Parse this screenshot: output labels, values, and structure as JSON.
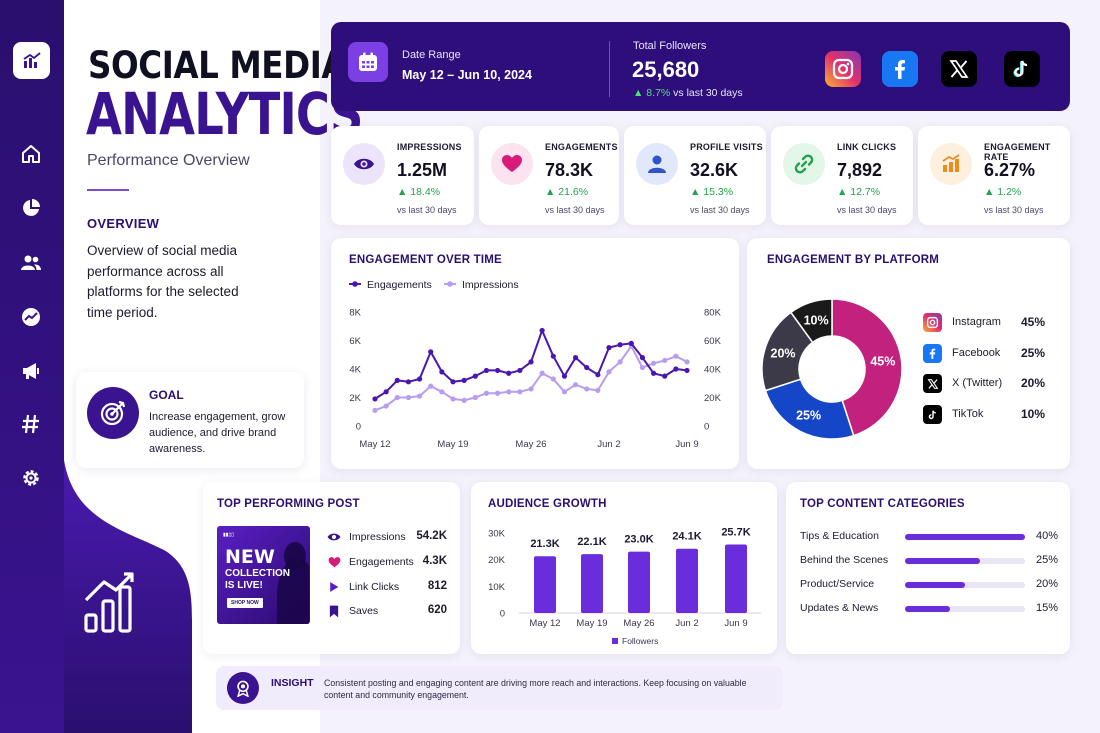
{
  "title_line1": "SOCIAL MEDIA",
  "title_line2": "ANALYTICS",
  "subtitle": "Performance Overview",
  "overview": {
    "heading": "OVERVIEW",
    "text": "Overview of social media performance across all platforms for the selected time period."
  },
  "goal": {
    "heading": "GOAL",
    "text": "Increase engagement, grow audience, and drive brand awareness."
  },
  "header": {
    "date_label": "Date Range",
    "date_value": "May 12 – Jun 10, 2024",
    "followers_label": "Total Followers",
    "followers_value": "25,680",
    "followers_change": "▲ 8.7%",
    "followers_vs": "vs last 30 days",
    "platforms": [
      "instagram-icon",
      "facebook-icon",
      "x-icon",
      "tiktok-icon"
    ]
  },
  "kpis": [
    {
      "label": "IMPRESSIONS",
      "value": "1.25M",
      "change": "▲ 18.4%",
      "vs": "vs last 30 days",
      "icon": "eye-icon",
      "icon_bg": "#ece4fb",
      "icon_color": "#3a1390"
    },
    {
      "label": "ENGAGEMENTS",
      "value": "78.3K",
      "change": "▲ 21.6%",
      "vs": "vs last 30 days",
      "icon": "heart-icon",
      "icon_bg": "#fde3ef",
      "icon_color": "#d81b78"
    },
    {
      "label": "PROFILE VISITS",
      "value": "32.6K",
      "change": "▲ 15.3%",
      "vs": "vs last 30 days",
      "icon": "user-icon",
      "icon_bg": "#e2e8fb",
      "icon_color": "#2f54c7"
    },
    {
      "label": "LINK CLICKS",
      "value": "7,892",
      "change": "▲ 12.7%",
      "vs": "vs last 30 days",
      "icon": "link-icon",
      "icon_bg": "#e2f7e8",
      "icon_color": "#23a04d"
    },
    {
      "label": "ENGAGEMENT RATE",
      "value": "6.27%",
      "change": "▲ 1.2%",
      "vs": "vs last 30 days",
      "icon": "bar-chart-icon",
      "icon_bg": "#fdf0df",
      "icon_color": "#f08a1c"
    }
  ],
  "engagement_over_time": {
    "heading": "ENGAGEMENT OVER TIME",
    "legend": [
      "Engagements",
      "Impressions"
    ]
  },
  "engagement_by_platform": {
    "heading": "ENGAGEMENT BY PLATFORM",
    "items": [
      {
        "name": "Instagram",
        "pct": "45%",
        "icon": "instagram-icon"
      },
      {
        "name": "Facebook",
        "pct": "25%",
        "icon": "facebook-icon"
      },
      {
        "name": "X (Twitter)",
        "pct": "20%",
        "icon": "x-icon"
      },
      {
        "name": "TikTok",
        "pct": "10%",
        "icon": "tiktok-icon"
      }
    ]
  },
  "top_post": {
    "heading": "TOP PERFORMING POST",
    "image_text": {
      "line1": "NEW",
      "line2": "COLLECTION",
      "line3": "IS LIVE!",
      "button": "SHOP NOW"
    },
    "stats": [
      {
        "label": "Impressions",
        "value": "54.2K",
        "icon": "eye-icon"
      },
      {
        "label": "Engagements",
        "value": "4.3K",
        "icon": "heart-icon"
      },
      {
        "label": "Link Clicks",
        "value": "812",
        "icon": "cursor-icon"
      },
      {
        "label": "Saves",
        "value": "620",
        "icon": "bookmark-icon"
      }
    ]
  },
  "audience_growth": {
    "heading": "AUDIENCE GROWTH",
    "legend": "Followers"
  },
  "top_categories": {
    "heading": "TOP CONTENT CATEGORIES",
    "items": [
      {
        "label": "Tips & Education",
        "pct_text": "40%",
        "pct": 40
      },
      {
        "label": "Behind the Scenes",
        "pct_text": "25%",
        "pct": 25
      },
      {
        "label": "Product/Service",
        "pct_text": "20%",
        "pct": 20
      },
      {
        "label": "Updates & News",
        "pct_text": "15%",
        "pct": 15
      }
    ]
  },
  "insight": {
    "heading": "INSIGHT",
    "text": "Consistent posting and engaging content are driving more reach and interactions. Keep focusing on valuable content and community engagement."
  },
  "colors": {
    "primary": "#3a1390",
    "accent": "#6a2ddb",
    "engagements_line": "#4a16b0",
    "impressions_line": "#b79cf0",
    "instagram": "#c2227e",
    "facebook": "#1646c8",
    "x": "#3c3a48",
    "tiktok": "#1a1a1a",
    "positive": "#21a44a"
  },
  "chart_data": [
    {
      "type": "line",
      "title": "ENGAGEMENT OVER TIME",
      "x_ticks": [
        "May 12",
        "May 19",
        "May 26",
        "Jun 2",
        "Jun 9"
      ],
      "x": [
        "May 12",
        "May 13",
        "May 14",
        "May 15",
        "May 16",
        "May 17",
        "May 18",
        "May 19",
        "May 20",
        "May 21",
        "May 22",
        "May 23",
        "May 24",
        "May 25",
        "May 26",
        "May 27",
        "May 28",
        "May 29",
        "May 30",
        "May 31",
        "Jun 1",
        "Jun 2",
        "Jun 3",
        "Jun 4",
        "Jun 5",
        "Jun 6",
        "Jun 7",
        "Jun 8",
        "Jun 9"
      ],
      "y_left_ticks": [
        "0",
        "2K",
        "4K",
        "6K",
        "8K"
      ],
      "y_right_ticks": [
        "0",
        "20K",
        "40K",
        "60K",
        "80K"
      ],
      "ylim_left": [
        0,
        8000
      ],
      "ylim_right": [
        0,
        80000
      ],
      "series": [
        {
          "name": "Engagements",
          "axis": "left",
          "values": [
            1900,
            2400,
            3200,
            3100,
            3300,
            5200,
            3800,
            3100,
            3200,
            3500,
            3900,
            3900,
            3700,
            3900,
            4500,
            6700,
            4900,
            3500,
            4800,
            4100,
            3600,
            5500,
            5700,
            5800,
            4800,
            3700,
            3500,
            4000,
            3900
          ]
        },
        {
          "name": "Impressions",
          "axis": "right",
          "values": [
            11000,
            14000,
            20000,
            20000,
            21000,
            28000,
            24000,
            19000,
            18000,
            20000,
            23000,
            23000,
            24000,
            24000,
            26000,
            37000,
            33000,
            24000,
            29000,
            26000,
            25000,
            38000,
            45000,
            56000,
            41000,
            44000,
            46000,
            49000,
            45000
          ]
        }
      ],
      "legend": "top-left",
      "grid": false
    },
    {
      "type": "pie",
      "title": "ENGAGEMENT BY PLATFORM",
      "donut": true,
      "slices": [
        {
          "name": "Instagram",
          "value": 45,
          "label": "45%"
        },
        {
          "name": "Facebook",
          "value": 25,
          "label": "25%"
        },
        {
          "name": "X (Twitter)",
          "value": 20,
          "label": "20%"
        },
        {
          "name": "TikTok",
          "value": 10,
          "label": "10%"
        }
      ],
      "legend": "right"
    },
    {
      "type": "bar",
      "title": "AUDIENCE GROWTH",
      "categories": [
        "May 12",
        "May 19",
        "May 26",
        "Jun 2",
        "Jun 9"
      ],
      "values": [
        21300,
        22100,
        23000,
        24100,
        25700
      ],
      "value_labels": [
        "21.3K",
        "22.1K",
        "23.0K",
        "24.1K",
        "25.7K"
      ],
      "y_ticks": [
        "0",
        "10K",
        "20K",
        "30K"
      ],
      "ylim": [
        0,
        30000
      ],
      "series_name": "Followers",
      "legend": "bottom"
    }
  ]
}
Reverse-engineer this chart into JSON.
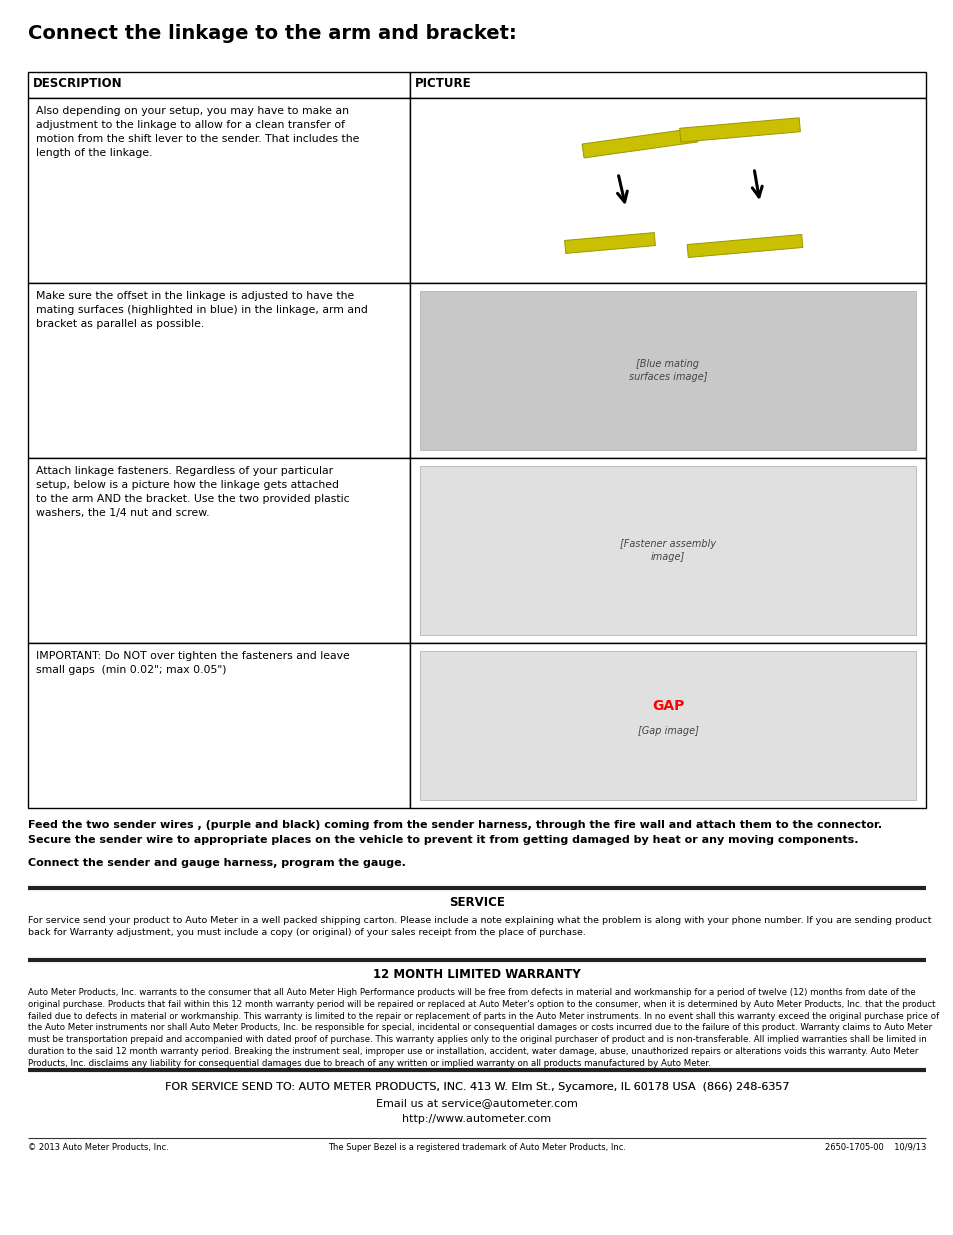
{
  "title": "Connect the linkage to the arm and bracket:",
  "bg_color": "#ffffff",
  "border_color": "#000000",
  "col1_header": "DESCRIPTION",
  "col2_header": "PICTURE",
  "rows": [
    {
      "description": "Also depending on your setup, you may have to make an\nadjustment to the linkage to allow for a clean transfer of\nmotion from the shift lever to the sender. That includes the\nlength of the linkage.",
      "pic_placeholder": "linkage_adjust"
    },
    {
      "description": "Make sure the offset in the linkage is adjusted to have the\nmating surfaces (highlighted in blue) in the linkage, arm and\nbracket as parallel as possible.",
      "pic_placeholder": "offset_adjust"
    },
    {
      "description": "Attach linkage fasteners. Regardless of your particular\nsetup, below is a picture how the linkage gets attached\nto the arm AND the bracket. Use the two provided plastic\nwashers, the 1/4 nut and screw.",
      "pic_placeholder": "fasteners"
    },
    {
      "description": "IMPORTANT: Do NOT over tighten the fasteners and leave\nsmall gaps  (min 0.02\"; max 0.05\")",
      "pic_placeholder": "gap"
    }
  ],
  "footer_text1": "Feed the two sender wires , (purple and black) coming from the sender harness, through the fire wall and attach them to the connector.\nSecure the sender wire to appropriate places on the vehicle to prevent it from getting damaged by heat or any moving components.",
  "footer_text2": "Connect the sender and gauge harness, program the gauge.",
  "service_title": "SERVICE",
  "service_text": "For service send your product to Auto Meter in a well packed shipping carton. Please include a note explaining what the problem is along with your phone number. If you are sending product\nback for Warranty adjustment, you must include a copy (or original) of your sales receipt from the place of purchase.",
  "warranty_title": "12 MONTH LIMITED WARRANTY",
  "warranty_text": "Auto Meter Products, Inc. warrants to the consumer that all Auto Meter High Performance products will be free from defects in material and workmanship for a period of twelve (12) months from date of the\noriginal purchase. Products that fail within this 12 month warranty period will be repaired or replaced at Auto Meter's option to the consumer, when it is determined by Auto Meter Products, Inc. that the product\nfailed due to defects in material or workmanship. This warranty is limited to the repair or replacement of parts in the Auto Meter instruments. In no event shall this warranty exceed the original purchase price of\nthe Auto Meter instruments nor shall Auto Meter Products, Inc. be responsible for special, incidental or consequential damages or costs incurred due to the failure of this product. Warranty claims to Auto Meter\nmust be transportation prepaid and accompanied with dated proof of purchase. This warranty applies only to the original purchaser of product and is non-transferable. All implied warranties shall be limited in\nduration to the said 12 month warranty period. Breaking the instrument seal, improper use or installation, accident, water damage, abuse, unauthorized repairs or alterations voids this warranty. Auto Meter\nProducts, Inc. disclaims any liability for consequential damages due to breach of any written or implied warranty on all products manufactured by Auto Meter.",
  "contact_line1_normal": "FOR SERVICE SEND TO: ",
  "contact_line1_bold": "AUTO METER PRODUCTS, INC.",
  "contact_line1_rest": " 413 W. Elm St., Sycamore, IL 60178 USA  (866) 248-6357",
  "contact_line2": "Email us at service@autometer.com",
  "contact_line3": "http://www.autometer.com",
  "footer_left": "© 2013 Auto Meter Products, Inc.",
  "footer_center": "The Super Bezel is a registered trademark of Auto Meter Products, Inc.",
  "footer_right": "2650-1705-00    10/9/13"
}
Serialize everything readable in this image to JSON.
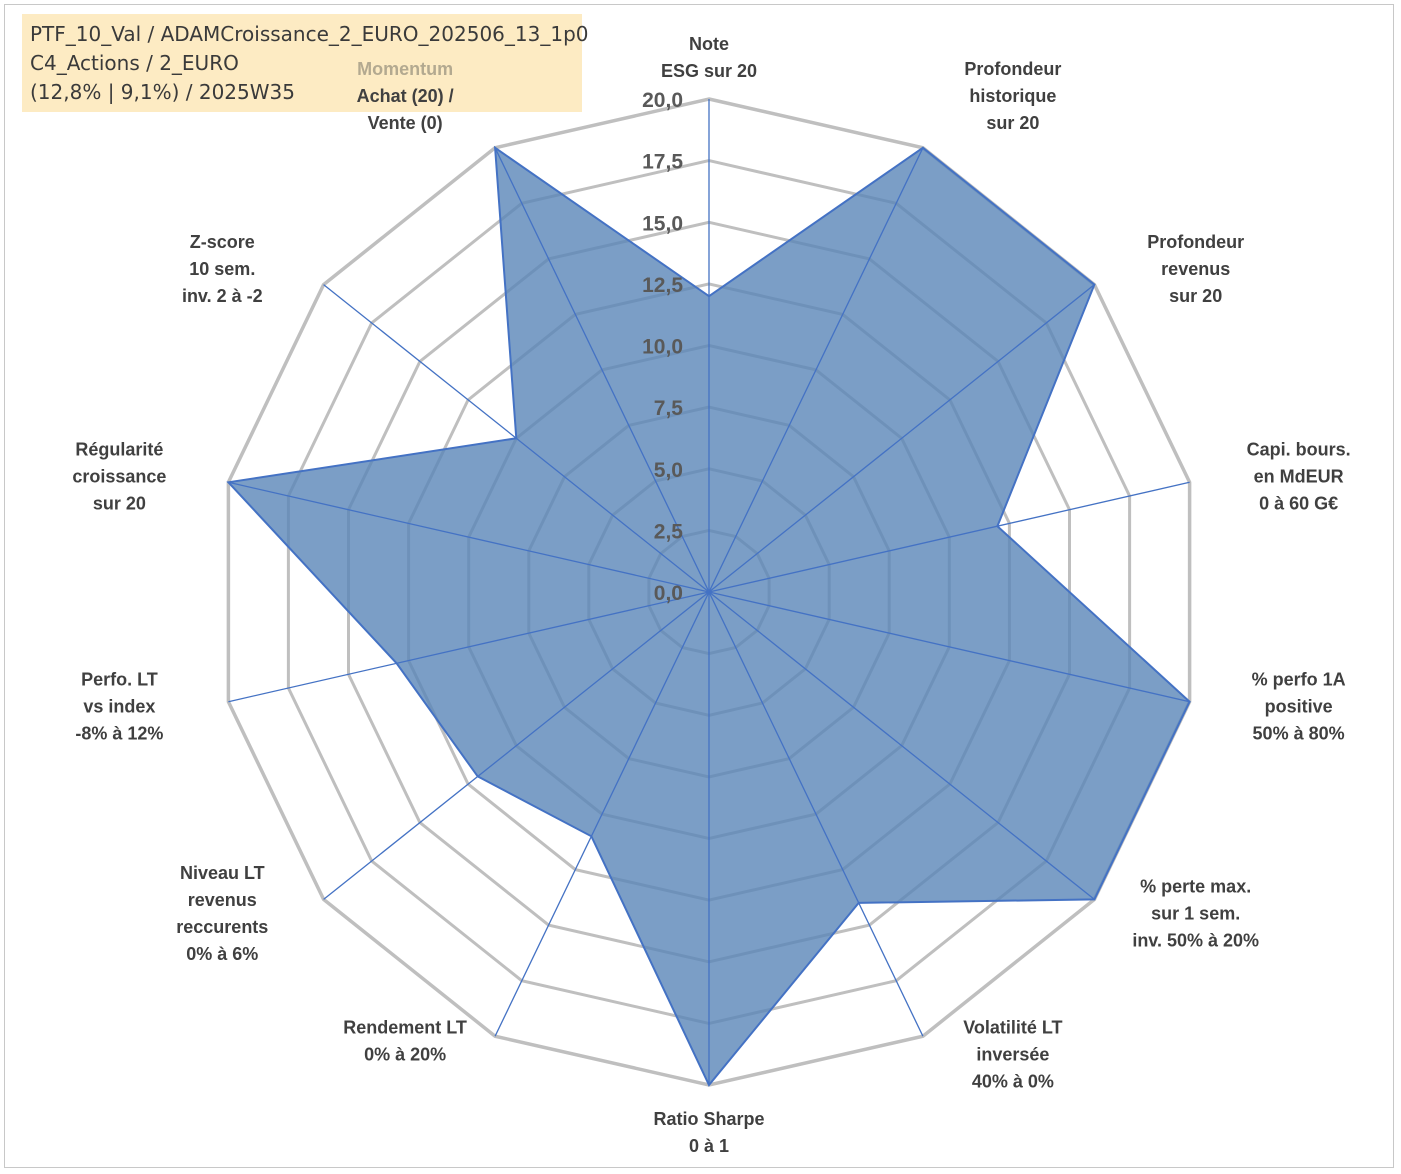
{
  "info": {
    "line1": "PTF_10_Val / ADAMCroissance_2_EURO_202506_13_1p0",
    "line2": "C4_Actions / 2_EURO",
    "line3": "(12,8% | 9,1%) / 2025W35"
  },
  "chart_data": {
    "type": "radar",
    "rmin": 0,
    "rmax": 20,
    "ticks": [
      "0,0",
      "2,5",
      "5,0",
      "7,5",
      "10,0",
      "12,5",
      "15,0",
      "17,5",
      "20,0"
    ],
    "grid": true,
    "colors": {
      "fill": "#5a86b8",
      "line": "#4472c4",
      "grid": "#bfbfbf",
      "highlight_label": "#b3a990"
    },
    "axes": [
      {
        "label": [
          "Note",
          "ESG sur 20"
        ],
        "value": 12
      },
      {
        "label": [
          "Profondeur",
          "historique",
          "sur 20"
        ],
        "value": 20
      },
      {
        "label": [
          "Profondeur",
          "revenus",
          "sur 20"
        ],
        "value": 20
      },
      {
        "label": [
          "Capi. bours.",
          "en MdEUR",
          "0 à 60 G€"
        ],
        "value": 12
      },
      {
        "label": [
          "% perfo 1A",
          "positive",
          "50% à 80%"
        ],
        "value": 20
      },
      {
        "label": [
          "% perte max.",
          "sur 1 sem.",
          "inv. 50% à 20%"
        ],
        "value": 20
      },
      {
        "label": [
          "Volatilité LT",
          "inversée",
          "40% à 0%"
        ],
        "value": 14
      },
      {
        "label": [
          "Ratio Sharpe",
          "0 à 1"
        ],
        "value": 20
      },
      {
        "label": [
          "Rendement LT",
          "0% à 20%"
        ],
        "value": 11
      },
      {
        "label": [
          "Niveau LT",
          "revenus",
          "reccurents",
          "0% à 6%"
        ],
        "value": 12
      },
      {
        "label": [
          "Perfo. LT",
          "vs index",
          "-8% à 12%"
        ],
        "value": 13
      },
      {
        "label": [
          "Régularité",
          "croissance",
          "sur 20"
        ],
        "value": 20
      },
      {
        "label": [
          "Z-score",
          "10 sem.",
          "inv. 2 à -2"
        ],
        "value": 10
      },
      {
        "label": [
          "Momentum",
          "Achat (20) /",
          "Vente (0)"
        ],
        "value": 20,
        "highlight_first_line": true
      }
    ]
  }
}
....
How many lines of the data contain the word "legend"? Answer with the number alone.

5